[Problem]: Word for word, transcribe the lines below and drop the pictures.

======== Supplied data

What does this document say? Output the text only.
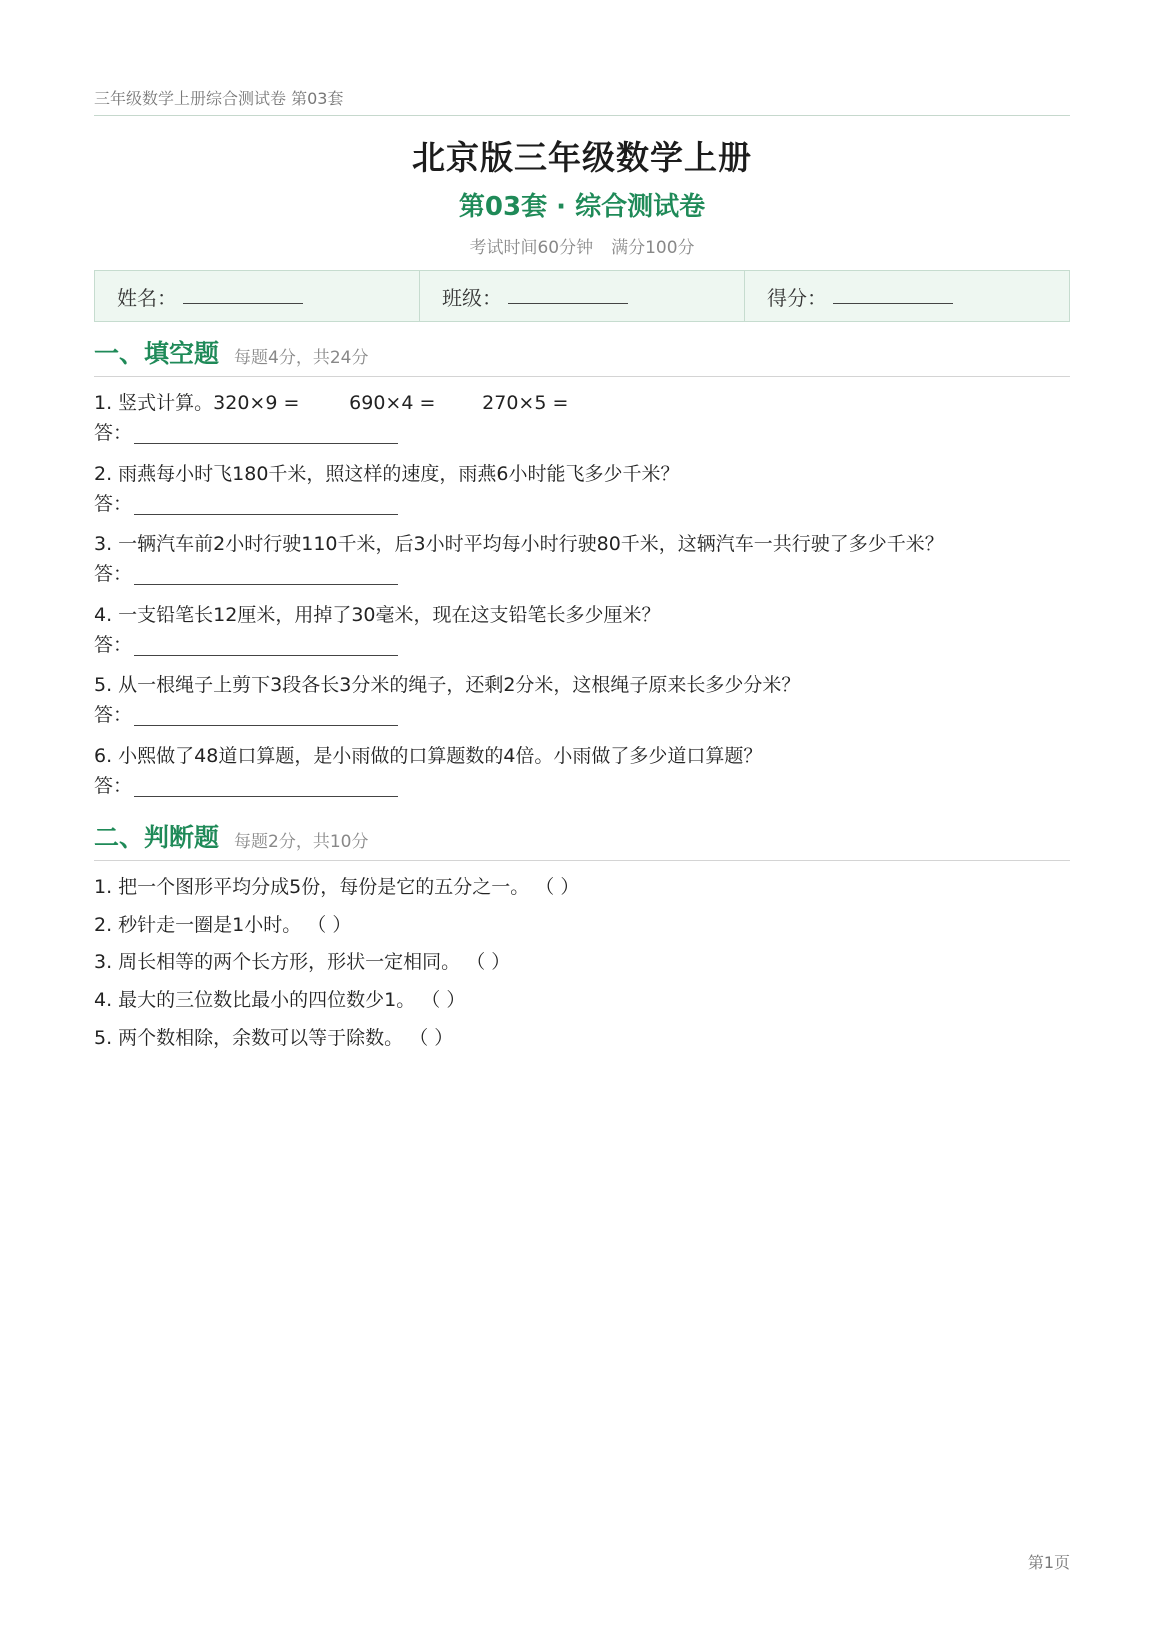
三年级数学上册综合测试卷 第03套
北京版三年级数学上册
第03套 · 综合测试卷
考试时间60分钟 满分100分
姓名：	班级：	得分：
一、填空题 每题4分，共24分
1. 竖式计算。320×9 =	690×4 = 270×5 =
答：
2. 雨燕每小时飞180千米，照这样的速度，雨燕6小时能飞多少千米？
答：
3. 一辆汽车前2小时行驶110千米，后3小时平均每小时行驶80千米，这辆汽车一共行驶了多少千米？
答：
4. 一支铅笔长12厘米，用掉了30毫米，现在这支铅笔长多少厘米？
答：
5. 从一根绳子上剪下3段各长3分米的绳子，还剩2分米，这根绳子原来长多少分米？
答：
6. 小熙做了48道口算题，是小雨做的口算题数的4倍。小雨做了多少道口算题？
答：
二、判断题 每题2分，共10分
1. 把一个图形平均分成5份，每份是它的五分之一。 （ ）
2. 秒针走一圈是1小时。 （ ）
3. 周长相等的两个长方形，形状一定相同。 （ ）
4. 最大的三位数比最小的四位数少1。 （ ）
5. 两个数相除，余数可以等于除数。 （ ）
第1页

================

[In response]:
What does this document say? Output the text only.
三年级数学上册综合测试卷 第03套
北京版三年级数学上册
第03套 · 综合测试卷
考试时间60分钟 满分100分
姓名：	班级：	得分：
一、填空题 每题4分，共24分
1. 竖式计算。320×9 =	690×4 = 270×5 =
答：
2. 雨燕每小时飞180千米，照这样的速度，雨燕6小时能飞多少千米？
答：
3. 一辆汽车前2小时行驶110千米，后3小时平均每小时行驶80千米，这辆汽车一共行驶了多少千米？
答：
4. 一支铅笔长12厘米，用掉了30毫米，现在这支铅笔长多少厘米？
答：
5. 从一根绳子上剪下3段各长3分米的绳子，还剩2分米，这根绳子原来长多少分米？
答：
6. 小熙做了48道口算题，是小雨做的口算题数的4倍。小雨做了多少道口算题？
答：
二、判断题 每题2分，共10分
1. 把一个图形平均分成5份，每份是它的五分之一。 （ ）
2. 秒针走一圈是1小时。 （ ）
3. 周长相等的两个长方形，形状一定相同。 （ ）
4. 最大的三位数比最小的四位数少1。 （ ）
5. 两个数相除，余数可以等于除数。 （ ）
第1页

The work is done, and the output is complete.